*TASK DIRECTIONS:*
Please pull out every line that includes the string "from".
══ RECORDS SUPPLIED
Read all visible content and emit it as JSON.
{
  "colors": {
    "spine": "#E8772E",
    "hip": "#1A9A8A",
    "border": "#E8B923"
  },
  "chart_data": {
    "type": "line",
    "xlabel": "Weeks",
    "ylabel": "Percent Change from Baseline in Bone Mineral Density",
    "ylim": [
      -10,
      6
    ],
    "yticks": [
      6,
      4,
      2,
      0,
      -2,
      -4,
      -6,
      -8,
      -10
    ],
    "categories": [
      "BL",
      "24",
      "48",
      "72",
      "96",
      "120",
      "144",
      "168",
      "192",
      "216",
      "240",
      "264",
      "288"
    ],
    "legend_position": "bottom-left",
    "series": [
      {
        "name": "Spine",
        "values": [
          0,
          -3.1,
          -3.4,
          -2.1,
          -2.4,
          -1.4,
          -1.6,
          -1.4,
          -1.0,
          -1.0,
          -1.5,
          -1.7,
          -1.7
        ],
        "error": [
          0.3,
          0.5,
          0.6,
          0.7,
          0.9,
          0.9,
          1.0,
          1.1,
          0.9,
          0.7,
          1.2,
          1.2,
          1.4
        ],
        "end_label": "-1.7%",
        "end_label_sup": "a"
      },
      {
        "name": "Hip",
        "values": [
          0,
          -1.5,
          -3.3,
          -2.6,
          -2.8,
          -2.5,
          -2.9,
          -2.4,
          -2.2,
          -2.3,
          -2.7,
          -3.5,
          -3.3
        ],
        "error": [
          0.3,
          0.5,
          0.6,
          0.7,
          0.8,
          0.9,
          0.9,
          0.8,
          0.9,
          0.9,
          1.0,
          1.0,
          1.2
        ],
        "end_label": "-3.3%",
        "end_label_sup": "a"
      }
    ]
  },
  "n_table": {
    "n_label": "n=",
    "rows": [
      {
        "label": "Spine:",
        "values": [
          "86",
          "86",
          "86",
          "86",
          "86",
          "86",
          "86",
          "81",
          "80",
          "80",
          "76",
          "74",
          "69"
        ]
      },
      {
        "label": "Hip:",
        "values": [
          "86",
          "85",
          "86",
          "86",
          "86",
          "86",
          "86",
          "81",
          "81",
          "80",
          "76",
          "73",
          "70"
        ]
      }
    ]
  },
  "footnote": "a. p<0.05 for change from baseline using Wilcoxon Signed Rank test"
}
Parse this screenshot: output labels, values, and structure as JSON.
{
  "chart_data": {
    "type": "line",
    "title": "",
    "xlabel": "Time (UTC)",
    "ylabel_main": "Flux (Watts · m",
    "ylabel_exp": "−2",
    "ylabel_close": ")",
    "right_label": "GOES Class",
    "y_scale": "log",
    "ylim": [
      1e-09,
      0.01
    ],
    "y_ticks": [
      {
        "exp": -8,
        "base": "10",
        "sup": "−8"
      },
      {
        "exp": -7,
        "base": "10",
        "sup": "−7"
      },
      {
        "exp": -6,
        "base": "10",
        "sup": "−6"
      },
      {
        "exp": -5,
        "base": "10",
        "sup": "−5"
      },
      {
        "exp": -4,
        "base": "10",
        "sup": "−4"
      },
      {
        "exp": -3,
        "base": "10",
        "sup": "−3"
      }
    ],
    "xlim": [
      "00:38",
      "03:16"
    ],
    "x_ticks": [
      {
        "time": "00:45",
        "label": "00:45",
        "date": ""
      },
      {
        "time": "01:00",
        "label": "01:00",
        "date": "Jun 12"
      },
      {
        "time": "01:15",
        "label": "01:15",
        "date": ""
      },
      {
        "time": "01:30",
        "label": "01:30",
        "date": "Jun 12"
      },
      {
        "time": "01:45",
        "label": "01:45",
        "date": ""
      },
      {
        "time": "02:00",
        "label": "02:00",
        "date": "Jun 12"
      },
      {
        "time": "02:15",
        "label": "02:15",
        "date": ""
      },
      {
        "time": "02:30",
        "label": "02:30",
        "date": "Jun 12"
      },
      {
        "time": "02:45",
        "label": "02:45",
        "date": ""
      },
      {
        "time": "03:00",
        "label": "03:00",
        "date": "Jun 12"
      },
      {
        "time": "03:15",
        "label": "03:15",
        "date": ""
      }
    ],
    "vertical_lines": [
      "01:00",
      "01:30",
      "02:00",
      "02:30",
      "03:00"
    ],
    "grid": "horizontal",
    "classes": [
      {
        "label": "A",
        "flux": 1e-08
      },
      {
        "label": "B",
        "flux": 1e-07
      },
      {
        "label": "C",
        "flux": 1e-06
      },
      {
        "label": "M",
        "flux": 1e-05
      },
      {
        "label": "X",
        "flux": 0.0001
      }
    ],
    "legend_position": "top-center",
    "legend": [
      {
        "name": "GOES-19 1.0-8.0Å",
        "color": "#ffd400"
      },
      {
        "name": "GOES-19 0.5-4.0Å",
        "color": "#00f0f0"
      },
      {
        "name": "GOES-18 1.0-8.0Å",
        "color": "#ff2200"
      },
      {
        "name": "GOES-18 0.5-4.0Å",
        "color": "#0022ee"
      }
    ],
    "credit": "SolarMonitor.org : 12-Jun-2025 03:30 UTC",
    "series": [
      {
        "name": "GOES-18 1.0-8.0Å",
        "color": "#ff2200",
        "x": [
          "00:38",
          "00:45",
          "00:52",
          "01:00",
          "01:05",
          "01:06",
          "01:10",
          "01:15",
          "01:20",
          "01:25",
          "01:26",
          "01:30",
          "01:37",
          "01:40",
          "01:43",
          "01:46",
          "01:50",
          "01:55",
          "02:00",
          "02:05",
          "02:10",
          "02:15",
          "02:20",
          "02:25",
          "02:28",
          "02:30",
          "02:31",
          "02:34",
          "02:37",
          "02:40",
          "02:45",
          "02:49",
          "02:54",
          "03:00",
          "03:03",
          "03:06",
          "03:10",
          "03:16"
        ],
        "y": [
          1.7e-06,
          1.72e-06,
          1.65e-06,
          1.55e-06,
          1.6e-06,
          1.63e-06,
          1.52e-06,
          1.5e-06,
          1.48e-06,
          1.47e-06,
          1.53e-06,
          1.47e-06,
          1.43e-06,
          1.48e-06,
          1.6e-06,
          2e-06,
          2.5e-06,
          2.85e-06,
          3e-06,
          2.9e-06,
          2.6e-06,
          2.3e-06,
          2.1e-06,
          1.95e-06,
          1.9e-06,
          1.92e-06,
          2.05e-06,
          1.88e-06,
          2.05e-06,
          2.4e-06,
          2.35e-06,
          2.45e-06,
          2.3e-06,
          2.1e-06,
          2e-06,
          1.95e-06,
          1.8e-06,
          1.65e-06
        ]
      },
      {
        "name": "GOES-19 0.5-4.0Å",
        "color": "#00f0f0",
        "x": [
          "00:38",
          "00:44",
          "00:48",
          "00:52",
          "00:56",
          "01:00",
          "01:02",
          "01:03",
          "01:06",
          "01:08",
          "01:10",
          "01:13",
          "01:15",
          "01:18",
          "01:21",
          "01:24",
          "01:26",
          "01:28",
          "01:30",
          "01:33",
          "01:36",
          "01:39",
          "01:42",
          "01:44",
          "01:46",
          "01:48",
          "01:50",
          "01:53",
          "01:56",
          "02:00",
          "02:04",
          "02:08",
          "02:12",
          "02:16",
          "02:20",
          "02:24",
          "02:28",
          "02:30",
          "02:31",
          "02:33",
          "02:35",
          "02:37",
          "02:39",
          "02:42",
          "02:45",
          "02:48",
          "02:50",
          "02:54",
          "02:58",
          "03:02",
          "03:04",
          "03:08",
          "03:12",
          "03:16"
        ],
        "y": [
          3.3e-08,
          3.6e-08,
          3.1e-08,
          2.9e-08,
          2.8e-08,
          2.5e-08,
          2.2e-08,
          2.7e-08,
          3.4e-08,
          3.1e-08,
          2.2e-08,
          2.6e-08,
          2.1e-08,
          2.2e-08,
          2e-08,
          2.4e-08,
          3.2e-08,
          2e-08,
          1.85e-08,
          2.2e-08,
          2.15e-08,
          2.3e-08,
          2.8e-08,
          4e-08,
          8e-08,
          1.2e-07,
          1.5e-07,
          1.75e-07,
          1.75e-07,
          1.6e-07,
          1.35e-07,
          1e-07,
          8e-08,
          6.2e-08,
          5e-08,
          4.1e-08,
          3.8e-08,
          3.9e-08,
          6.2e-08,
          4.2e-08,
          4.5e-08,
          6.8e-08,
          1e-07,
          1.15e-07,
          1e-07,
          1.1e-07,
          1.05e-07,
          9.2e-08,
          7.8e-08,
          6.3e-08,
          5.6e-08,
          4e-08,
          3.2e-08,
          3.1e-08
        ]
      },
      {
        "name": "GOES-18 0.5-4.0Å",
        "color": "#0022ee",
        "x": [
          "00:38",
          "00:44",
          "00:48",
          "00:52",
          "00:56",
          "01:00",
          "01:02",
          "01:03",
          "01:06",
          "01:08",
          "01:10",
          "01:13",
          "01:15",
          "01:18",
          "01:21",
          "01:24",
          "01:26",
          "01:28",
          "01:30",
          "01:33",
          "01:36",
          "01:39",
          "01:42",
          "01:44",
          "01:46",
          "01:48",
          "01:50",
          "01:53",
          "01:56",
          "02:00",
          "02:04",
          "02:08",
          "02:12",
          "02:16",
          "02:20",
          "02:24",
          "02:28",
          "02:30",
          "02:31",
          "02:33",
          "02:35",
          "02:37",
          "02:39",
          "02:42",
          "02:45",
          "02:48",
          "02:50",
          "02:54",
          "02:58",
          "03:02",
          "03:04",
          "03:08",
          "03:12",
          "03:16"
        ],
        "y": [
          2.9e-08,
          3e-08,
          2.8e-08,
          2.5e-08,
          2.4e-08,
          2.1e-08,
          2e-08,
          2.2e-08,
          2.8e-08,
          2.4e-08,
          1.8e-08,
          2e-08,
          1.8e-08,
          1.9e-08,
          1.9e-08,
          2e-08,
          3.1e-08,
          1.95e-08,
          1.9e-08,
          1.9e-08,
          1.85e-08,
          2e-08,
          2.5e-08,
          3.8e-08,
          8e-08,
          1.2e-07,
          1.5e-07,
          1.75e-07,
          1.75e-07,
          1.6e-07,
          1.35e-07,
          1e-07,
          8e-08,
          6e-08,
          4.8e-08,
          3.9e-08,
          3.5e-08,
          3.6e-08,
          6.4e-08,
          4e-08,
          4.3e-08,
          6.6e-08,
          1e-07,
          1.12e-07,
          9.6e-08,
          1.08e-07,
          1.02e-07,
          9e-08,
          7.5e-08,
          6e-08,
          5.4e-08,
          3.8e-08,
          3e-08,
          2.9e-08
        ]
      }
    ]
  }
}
════
*COMPLETED TASK:*
    "ylabel": "Percent Change from Baseline in Bone Mineral Density",
  "footnote": "a. p<0.05 for change from baseline using Wilcoxon Signed Rank test"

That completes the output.